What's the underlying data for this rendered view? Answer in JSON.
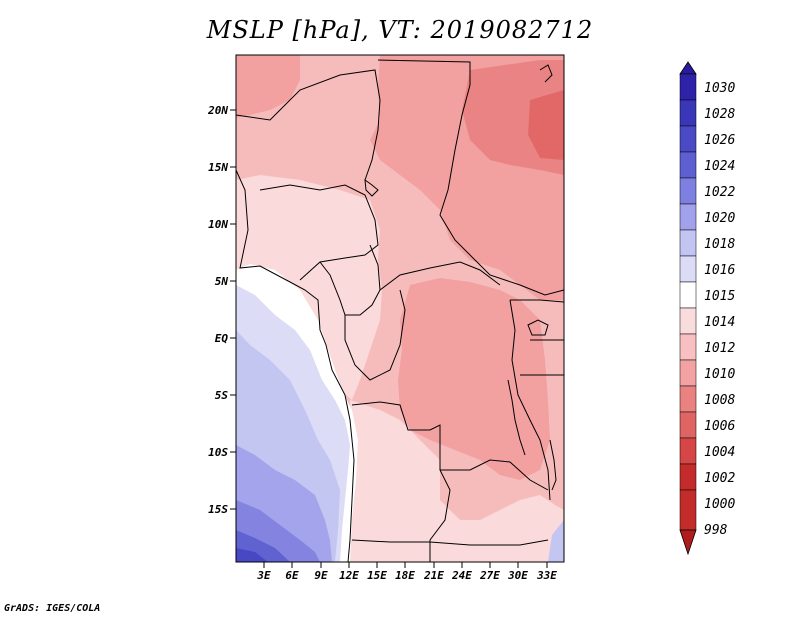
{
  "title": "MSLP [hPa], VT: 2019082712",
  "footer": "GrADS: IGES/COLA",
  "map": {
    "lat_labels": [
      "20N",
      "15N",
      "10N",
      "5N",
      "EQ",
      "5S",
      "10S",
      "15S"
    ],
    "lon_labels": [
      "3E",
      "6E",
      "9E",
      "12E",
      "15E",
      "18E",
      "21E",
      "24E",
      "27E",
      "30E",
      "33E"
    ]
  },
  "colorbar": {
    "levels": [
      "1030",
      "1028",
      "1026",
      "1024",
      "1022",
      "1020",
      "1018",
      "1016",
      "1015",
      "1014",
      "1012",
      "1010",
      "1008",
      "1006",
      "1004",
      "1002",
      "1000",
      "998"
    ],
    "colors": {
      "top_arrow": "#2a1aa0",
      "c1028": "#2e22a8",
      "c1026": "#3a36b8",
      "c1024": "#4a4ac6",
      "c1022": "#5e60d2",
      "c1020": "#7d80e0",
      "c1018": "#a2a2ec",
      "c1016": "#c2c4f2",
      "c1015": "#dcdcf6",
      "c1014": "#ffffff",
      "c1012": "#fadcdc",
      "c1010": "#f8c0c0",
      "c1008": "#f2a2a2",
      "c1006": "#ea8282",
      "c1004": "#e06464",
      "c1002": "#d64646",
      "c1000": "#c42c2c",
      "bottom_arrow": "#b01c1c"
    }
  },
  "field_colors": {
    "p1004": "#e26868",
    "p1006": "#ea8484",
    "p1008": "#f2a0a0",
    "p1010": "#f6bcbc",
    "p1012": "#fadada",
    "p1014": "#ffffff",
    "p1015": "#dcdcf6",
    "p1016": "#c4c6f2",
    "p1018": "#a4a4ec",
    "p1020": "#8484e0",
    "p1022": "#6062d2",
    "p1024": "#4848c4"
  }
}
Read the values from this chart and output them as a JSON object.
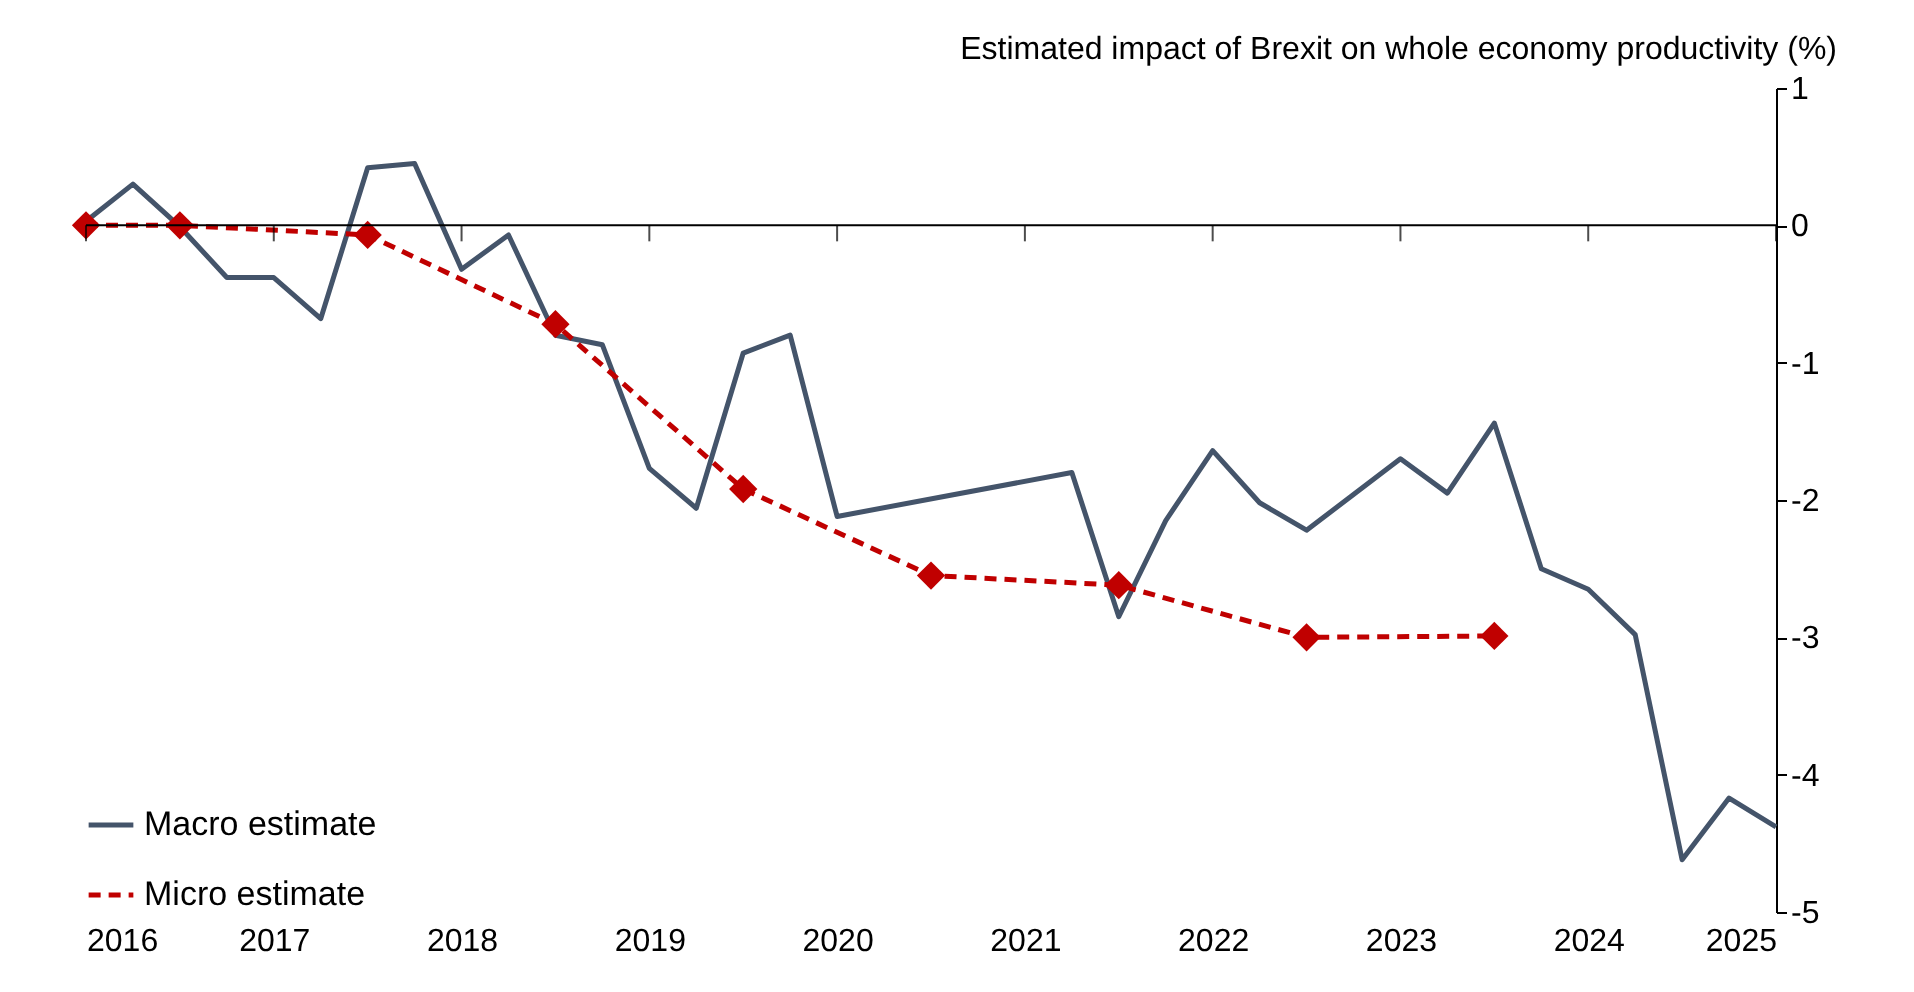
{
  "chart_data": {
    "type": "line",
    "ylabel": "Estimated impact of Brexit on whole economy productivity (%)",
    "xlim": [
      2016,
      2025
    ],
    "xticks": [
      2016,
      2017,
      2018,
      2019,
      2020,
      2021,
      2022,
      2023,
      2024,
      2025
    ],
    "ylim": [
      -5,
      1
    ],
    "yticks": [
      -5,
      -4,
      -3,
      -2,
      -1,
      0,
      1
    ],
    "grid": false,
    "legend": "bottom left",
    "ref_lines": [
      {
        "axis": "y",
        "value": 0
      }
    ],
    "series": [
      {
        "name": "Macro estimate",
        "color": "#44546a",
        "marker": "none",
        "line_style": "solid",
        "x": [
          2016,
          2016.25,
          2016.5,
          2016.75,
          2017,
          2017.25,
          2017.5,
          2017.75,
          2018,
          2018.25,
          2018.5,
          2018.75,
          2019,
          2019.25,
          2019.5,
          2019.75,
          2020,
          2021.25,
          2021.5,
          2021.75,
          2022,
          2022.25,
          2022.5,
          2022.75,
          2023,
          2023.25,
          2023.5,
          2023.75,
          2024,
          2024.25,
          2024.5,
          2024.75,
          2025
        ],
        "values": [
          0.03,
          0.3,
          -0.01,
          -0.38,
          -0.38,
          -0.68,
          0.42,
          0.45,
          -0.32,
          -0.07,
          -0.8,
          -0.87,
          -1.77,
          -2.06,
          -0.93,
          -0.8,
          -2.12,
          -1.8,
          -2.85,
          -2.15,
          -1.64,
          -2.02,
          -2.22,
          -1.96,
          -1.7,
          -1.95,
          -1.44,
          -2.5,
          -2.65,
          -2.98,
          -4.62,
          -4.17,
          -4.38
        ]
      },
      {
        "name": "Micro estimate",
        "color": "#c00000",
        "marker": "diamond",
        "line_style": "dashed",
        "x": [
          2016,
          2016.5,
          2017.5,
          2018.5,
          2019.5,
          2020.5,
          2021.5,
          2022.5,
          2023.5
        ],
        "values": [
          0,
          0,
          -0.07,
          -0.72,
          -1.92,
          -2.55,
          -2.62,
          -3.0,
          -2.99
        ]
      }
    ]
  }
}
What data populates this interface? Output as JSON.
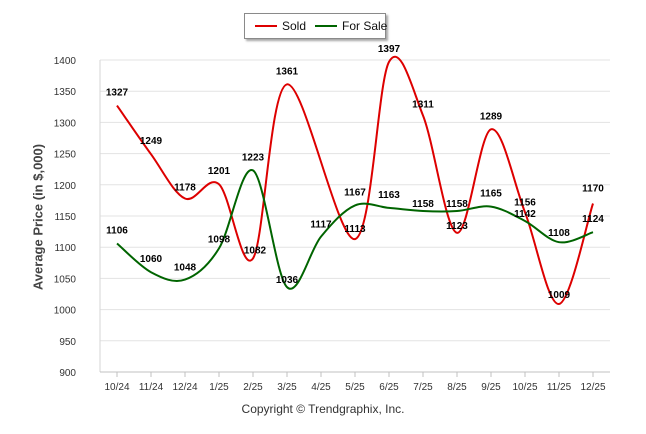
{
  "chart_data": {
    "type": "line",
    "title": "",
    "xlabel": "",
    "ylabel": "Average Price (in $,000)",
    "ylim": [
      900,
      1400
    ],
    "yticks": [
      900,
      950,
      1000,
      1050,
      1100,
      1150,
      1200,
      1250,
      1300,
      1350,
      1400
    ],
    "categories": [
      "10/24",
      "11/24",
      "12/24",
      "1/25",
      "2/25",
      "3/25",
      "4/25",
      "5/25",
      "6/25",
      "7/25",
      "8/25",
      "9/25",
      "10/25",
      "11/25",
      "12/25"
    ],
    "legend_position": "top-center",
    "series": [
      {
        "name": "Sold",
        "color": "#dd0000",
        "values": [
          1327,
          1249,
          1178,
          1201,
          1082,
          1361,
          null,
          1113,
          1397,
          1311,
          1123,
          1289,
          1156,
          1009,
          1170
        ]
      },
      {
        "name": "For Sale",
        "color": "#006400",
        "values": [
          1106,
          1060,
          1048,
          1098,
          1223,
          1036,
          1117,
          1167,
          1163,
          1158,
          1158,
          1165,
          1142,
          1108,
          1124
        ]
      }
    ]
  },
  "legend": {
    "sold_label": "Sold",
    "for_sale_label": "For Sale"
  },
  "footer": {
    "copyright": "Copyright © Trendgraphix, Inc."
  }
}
———
Instructions to follow. Transcribe the records above exactly as they appear, leaving out any pictures.

Output.
What's the underlying data for this rendered view? Answer in JSON.
{
  "title": "MSLP [hPa], VT: 2019082712",
  "footer": "GrADS: IGES/COLA",
  "map": {
    "lat_labels": [
      "20N",
      "15N",
      "10N",
      "5N",
      "EQ",
      "5S",
      "10S",
      "15S"
    ],
    "lon_labels": [
      "3E",
      "6E",
      "9E",
      "12E",
      "15E",
      "18E",
      "21E",
      "24E",
      "27E",
      "30E",
      "33E"
    ]
  },
  "colorbar": {
    "levels": [
      "1030",
      "1028",
      "1026",
      "1024",
      "1022",
      "1020",
      "1018",
      "1016",
      "1015",
      "1014",
      "1012",
      "1010",
      "1008",
      "1006",
      "1004",
      "1002",
      "1000",
      "998"
    ],
    "colors": {
      "top_arrow": "#2a1aa0",
      "c1028": "#2e22a8",
      "c1026": "#3a36b8",
      "c1024": "#4a4ac6",
      "c1022": "#5e60d2",
      "c1020": "#7d80e0",
      "c1018": "#a2a2ec",
      "c1016": "#c2c4f2",
      "c1015": "#dcdcf6",
      "c1014": "#ffffff",
      "c1012": "#fadcdc",
      "c1010": "#f8c0c0",
      "c1008": "#f2a2a2",
      "c1006": "#ea8282",
      "c1004": "#e06464",
      "c1002": "#d64646",
      "c1000": "#c42c2c",
      "bottom_arrow": "#b01c1c"
    }
  },
  "field_colors": {
    "p1004": "#e26868",
    "p1006": "#ea8484",
    "p1008": "#f2a0a0",
    "p1010": "#f6bcbc",
    "p1012": "#fadada",
    "p1014": "#ffffff",
    "p1015": "#dcdcf6",
    "p1016": "#c4c6f2",
    "p1018": "#a4a4ec",
    "p1020": "#8484e0",
    "p1022": "#6062d2",
    "p1024": "#4848c4"
  }
}
Read the values from this chart and output them as a JSON object.
{
  "chart_data": {
    "type": "line",
    "ylabel": "Estimated impact of Brexit on whole economy productivity (%)",
    "xlim": [
      2016,
      2025
    ],
    "xticks": [
      2016,
      2017,
      2018,
      2019,
      2020,
      2021,
      2022,
      2023,
      2024,
      2025
    ],
    "ylim": [
      -5,
      1
    ],
    "yticks": [
      -5,
      -4,
      -3,
      -2,
      -1,
      0,
      1
    ],
    "grid": false,
    "legend": "bottom left",
    "ref_lines": [
      {
        "axis": "y",
        "value": 0
      }
    ],
    "series": [
      {
        "name": "Macro estimate",
        "color": "#44546a",
        "marker": "none",
        "line_style": "solid",
        "x": [
          2016,
          2016.25,
          2016.5,
          2016.75,
          2017,
          2017.25,
          2017.5,
          2017.75,
          2018,
          2018.25,
          2018.5,
          2018.75,
          2019,
          2019.25,
          2019.5,
          2019.75,
          2020,
          2021.25,
          2021.5,
          2021.75,
          2022,
          2022.25,
          2022.5,
          2022.75,
          2023,
          2023.25,
          2023.5,
          2023.75,
          2024,
          2024.25,
          2024.5,
          2024.75,
          2025
        ],
        "values": [
          0.03,
          0.3,
          -0.01,
          -0.38,
          -0.38,
          -0.68,
          0.42,
          0.45,
          -0.32,
          -0.07,
          -0.8,
          -0.87,
          -1.77,
          -2.06,
          -0.93,
          -0.8,
          -2.12,
          -1.8,
          -2.85,
          -2.15,
          -1.64,
          -2.02,
          -2.22,
          -1.96,
          -1.7,
          -1.95,
          -1.44,
          -2.5,
          -2.65,
          -2.98,
          -4.62,
          -4.17,
          -4.38
        ]
      },
      {
        "name": "Micro estimate",
        "color": "#c00000",
        "marker": "diamond",
        "line_style": "dashed",
        "x": [
          2016,
          2016.5,
          2017.5,
          2018.5,
          2019.5,
          2020.5,
          2021.5,
          2022.5,
          2023.5
        ],
        "values": [
          0,
          0,
          -0.07,
          -0.72,
          -1.92,
          -2.55,
          -2.62,
          -3.0,
          -2.99
        ]
      }
    ]
  }
}
What data populates this interface? Output as JSON.
{
  "chart_data": {
    "type": "line",
    "title": "",
    "xlabel": "",
    "ylabel": "Average Price (in $,000)",
    "ylim": [
      900,
      1400
    ],
    "yticks": [
      900,
      950,
      1000,
      1050,
      1100,
      1150,
      1200,
      1250,
      1300,
      1350,
      1400
    ],
    "categories": [
      "10/24",
      "11/24",
      "12/24",
      "1/25",
      "2/25",
      "3/25",
      "4/25",
      "5/25",
      "6/25",
      "7/25",
      "8/25",
      "9/25",
      "10/25",
      "11/25",
      "12/25"
    ],
    "legend_position": "top-center",
    "series": [
      {
        "name": "Sold",
        "color": "#dd0000",
        "values": [
          1327,
          1249,
          1178,
          1201,
          1082,
          1361,
          null,
          1113,
          1397,
          1311,
          1123,
          1289,
          1156,
          1009,
          1170
        ]
      },
      {
        "name": "For Sale",
        "color": "#006400",
        "values": [
          1106,
          1060,
          1048,
          1098,
          1223,
          1036,
          1117,
          1167,
          1163,
          1158,
          1158,
          1165,
          1142,
          1108,
          1124
        ]
      }
    ]
  },
  "legend": {
    "sold_label": "Sold",
    "for_sale_label": "For Sale"
  },
  "footer": {
    "copyright": "Copyright © Trendgraphix, Inc."
  }
}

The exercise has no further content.